** Start of EXERCISE DATA **

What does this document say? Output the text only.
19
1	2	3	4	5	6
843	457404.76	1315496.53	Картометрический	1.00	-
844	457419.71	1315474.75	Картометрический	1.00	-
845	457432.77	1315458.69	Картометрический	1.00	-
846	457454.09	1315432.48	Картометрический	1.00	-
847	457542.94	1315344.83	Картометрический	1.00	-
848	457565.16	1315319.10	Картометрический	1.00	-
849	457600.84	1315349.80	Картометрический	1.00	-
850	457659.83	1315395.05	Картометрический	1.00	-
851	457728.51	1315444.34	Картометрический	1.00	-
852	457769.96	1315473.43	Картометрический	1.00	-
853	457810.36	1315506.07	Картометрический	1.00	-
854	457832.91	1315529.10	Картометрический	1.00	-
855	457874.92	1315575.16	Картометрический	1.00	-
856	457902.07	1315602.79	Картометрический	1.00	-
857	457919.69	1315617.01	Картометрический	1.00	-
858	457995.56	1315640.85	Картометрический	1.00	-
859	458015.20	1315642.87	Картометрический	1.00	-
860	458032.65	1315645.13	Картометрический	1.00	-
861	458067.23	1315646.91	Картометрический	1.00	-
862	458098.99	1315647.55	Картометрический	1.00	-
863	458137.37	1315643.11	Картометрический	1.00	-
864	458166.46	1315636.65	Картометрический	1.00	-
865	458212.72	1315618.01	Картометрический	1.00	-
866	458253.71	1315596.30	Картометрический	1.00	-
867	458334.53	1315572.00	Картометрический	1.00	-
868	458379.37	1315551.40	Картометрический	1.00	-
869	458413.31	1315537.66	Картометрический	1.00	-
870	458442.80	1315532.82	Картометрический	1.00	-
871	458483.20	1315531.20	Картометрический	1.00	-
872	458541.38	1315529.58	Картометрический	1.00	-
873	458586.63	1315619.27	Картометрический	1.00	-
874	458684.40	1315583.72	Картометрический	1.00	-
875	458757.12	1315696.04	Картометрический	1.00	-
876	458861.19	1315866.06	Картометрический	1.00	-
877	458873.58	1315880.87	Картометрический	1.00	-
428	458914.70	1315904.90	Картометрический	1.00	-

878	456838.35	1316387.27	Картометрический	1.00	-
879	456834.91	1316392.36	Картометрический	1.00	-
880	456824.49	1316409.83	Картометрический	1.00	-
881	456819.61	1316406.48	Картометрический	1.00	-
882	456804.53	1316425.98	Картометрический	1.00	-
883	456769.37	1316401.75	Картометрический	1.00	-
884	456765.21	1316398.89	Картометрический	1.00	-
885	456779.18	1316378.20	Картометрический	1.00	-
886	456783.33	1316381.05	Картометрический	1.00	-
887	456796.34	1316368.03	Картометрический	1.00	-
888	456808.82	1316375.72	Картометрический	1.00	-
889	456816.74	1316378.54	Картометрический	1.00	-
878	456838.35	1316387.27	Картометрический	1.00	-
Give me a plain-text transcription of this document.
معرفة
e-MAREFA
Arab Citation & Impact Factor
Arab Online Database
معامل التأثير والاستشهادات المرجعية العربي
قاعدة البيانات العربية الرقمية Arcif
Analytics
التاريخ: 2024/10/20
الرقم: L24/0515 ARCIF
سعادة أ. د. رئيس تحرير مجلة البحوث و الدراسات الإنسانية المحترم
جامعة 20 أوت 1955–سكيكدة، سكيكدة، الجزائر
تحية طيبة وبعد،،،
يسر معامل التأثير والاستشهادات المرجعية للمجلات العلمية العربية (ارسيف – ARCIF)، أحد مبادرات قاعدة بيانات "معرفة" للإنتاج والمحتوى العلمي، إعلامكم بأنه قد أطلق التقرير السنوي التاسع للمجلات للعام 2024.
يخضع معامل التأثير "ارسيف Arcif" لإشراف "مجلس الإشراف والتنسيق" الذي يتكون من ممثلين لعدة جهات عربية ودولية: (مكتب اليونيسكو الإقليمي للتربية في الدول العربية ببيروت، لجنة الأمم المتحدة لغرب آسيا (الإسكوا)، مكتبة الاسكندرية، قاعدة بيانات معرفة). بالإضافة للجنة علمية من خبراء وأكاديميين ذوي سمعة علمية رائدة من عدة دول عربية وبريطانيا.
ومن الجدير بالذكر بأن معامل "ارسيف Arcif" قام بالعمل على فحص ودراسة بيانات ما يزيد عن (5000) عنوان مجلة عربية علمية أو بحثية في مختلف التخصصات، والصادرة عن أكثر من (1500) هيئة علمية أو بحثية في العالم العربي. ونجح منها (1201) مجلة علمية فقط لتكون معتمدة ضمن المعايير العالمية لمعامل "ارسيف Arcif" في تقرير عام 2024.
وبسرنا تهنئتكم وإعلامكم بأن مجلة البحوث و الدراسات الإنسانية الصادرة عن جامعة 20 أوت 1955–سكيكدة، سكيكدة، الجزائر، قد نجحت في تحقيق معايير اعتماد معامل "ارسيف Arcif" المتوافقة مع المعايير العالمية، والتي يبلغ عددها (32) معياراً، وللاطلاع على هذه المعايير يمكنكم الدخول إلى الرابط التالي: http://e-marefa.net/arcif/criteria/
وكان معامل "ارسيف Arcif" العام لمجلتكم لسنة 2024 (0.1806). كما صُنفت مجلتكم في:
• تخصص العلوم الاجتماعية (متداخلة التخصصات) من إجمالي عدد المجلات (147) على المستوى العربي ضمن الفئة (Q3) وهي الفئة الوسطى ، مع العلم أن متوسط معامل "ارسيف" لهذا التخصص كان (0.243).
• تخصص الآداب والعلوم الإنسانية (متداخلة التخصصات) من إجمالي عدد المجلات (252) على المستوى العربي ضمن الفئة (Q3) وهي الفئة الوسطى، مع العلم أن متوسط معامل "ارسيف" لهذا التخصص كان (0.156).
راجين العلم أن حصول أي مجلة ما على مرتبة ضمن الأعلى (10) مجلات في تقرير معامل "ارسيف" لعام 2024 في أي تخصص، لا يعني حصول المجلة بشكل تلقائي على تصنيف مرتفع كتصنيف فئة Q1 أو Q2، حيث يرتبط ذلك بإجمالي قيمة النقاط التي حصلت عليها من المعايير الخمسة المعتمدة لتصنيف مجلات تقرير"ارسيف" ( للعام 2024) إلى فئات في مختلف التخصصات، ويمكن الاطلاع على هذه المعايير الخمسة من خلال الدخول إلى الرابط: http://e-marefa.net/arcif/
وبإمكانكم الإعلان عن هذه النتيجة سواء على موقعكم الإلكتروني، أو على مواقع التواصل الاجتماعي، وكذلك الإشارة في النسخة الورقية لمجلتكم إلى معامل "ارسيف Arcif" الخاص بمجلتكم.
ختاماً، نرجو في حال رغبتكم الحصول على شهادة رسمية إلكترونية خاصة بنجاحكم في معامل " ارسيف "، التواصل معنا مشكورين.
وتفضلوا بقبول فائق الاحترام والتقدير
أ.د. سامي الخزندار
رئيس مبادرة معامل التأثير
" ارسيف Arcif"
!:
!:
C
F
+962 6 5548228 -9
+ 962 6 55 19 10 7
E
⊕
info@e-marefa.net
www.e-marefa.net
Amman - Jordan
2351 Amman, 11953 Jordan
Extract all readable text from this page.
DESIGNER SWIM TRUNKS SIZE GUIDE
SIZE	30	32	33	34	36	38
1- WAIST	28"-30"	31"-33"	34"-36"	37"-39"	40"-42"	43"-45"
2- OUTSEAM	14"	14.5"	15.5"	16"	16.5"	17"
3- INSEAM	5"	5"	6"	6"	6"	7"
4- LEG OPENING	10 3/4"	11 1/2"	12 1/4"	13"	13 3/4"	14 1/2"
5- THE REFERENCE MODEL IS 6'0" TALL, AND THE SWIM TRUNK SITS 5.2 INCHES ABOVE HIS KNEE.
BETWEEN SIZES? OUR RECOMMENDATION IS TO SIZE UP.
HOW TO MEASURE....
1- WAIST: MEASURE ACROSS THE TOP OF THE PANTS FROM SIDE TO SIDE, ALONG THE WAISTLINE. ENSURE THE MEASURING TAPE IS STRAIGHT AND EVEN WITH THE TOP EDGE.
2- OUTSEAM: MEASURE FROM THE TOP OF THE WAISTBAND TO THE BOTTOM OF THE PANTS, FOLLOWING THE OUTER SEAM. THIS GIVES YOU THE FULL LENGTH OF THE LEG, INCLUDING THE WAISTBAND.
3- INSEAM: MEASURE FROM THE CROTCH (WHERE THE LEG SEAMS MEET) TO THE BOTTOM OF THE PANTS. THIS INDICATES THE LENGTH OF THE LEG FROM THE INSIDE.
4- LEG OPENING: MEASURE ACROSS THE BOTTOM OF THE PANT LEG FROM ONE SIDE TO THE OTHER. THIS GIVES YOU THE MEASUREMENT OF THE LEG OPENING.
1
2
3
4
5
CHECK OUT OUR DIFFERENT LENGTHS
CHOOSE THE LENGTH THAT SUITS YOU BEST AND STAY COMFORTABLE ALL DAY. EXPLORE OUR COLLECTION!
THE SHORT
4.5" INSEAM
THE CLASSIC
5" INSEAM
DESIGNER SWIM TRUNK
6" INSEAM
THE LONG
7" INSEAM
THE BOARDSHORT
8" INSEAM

** End of EXERCISE DATA **

* GIVEN EXERCISE
Return only the number of lines in the entries that contain the string "رئيس".

* RESULT FOR THIS EXERCISE
2